■ WHAT IS BEING ASKED ■
Rewrite the part of the entries that opens with the line containing "Output each element" and closes with the line containing "- day-header-cell: 17: [740, 116, 788, 141]", changing "task-bar" to "timeline-bar" and keeping everything else the same. Return only those lines, and leave out the pictures.

■ ENTRIES PROVIDED ■
>> BEGIN

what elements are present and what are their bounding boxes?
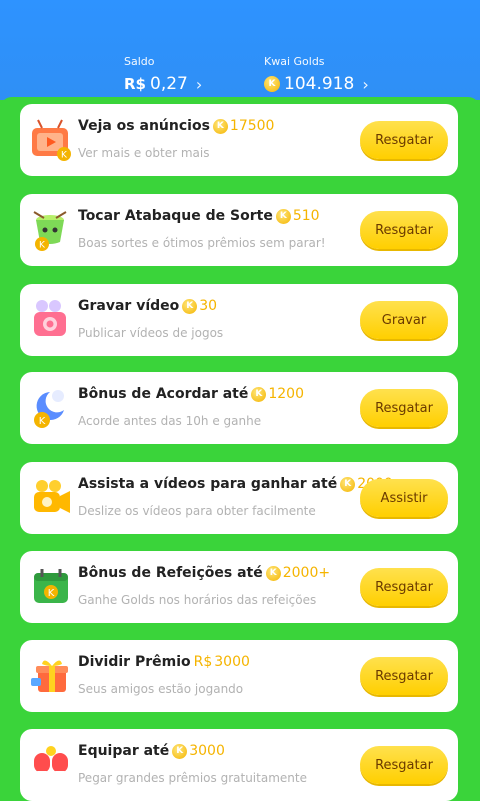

>> END
>> BEGIN

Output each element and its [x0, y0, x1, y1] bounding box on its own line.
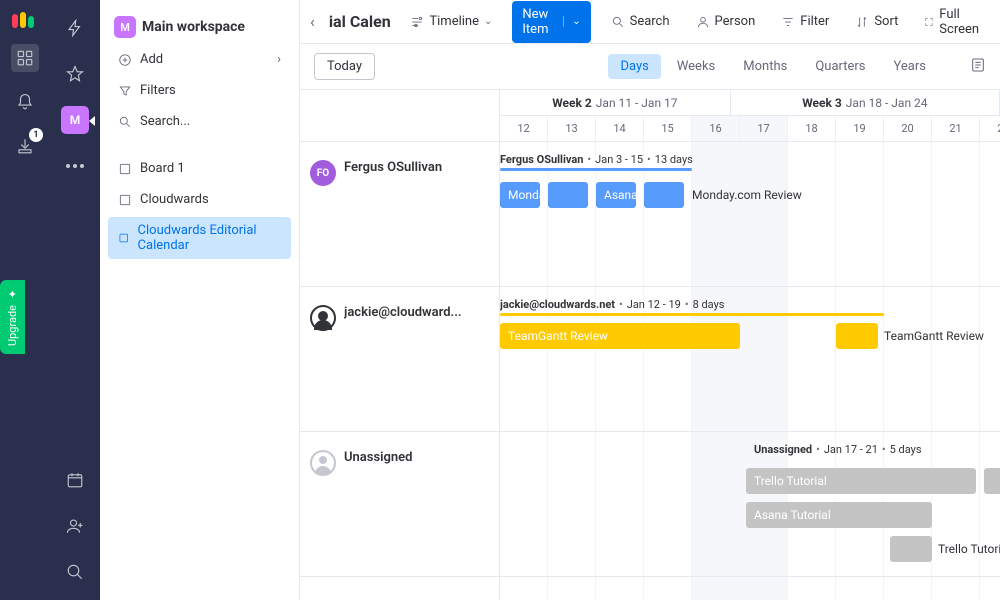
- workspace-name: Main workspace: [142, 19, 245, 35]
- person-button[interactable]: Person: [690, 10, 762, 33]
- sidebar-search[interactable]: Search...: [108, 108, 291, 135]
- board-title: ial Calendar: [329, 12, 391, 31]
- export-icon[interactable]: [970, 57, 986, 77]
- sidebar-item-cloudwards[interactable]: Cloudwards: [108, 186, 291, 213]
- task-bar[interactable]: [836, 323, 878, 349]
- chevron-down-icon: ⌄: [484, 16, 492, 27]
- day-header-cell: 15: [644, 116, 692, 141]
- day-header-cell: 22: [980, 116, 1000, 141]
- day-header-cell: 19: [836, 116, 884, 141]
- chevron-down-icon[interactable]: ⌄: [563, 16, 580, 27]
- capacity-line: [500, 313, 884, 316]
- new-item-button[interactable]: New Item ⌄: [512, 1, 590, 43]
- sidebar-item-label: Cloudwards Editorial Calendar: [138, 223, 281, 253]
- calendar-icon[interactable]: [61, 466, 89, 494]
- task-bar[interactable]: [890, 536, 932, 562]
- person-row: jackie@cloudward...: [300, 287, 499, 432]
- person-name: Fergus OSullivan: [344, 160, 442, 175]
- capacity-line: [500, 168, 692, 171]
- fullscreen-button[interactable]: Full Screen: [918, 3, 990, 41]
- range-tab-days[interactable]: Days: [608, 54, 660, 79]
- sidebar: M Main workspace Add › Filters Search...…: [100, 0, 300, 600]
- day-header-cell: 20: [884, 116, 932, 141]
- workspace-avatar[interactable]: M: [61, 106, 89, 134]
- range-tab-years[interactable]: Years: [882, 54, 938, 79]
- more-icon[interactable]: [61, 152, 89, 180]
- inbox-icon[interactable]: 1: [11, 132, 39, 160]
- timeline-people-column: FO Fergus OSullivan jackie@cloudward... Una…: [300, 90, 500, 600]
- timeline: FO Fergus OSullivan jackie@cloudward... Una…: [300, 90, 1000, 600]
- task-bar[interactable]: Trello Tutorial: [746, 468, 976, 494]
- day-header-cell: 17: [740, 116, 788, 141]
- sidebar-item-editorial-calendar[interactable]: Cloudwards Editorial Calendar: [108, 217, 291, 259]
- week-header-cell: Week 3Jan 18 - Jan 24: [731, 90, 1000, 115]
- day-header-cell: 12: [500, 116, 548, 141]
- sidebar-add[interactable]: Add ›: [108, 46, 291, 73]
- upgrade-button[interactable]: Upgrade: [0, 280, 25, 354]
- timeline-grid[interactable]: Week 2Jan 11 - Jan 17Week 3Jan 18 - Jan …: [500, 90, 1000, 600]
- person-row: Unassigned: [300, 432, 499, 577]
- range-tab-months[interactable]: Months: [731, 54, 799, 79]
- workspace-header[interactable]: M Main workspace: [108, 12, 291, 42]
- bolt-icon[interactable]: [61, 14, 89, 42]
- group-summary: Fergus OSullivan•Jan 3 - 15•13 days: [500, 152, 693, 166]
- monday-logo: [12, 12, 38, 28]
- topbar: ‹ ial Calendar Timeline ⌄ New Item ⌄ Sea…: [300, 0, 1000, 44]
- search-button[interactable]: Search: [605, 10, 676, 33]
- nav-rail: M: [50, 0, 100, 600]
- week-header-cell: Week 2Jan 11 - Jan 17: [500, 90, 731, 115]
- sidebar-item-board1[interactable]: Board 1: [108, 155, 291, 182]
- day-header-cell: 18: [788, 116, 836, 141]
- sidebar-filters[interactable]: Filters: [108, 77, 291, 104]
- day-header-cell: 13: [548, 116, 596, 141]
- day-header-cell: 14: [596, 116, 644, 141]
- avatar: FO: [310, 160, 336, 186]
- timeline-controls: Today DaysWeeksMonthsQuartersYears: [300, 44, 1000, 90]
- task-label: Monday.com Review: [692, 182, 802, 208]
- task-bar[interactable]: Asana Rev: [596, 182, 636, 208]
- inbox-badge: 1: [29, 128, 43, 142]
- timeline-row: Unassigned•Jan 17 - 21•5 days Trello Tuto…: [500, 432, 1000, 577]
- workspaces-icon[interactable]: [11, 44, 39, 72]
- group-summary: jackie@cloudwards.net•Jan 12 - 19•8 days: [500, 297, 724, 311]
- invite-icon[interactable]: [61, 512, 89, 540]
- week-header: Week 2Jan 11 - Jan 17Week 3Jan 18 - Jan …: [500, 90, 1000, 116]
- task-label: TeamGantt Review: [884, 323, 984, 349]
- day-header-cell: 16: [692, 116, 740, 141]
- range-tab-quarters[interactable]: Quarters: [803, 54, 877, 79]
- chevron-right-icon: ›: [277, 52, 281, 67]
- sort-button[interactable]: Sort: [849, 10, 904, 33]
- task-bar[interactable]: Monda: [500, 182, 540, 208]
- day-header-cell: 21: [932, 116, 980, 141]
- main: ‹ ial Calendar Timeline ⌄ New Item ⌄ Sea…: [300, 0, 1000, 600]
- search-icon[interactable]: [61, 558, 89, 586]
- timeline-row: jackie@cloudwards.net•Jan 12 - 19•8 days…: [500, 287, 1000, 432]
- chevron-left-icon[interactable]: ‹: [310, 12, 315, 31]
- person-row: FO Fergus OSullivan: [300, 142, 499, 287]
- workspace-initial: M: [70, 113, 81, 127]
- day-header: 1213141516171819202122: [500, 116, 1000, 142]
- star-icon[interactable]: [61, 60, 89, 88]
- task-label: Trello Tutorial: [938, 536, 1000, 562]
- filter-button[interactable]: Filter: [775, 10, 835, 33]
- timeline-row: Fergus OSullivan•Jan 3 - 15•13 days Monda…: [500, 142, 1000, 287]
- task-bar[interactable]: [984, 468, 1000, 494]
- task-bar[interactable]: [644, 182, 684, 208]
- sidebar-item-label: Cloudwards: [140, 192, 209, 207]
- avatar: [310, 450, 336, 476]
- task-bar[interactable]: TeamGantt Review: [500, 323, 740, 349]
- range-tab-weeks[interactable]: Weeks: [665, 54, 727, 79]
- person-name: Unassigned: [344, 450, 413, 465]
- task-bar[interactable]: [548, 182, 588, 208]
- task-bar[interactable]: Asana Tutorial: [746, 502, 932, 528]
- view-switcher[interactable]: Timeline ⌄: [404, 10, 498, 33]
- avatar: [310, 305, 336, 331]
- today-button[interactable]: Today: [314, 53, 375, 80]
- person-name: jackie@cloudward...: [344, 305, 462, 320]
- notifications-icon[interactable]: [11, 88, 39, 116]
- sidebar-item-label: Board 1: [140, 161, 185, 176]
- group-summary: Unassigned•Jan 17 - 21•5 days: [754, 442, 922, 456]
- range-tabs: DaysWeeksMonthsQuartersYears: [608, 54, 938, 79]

>> END

■ COMPLETE ANSWER ■
Output each element and its [x0, y0, x1, y1] bounding box on its own line.
- workspace-name: Main workspace: [142, 19, 245, 35]
- person-button[interactable]: Person: [690, 10, 762, 33]
- sidebar-search[interactable]: Search...: [108, 108, 291, 135]
- board-title: ial Calendar: [329, 12, 391, 31]
- export-icon[interactable]: [970, 57, 986, 77]
- sidebar-item-cloudwards[interactable]: Cloudwards: [108, 186, 291, 213]
- timeline-bar[interactable]: [836, 323, 878, 349]
- chevron-down-icon: ⌄: [484, 16, 492, 27]
- day-header-cell: 15: [644, 116, 692, 141]
- day-header-cell: 22: [980, 116, 1000, 141]
- day-header-cell: 19: [836, 116, 884, 141]
- chevron-down-icon[interactable]: ⌄: [563, 16, 580, 27]
- capacity-line: [500, 313, 884, 316]
- new-item-button[interactable]: New Item ⌄: [512, 1, 590, 43]
- sidebar-item-label: Cloudwards Editorial Calendar: [138, 223, 281, 253]
- calendar-icon[interactable]: [61, 466, 89, 494]
- timeline-bar[interactable]: [890, 536, 932, 562]
- person-row: jackie@cloudward...: [300, 287, 499, 432]
- person-name: Fergus OSullivan: [344, 160, 442, 175]
- capacity-line: [500, 168, 692, 171]
- fullscreen-button[interactable]: Full Screen: [918, 3, 990, 41]
- range-tab-days[interactable]: Days: [608, 54, 660, 79]
- sidebar: M Main workspace Add › Filters Search...…: [100, 0, 300, 600]
- day-header-cell: 20: [884, 116, 932, 141]
- workspace-avatar[interactable]: M: [61, 106, 89, 134]
- range-tab-years[interactable]: Years: [882, 54, 938, 79]
- more-icon[interactable]: [61, 152, 89, 180]
- inbox-icon[interactable]: 1: [11, 132, 39, 160]
- timeline-people-column: FO Fergus OSullivan jackie@cloudward... Una…: [300, 90, 500, 600]
- timeline: FO Fergus OSullivan jackie@cloudward... Una…: [300, 90, 1000, 600]
- timeline-bar[interactable]: Trello Tutorial: [746, 468, 976, 494]
- day-header-cell: 17: [740, 116, 788, 141]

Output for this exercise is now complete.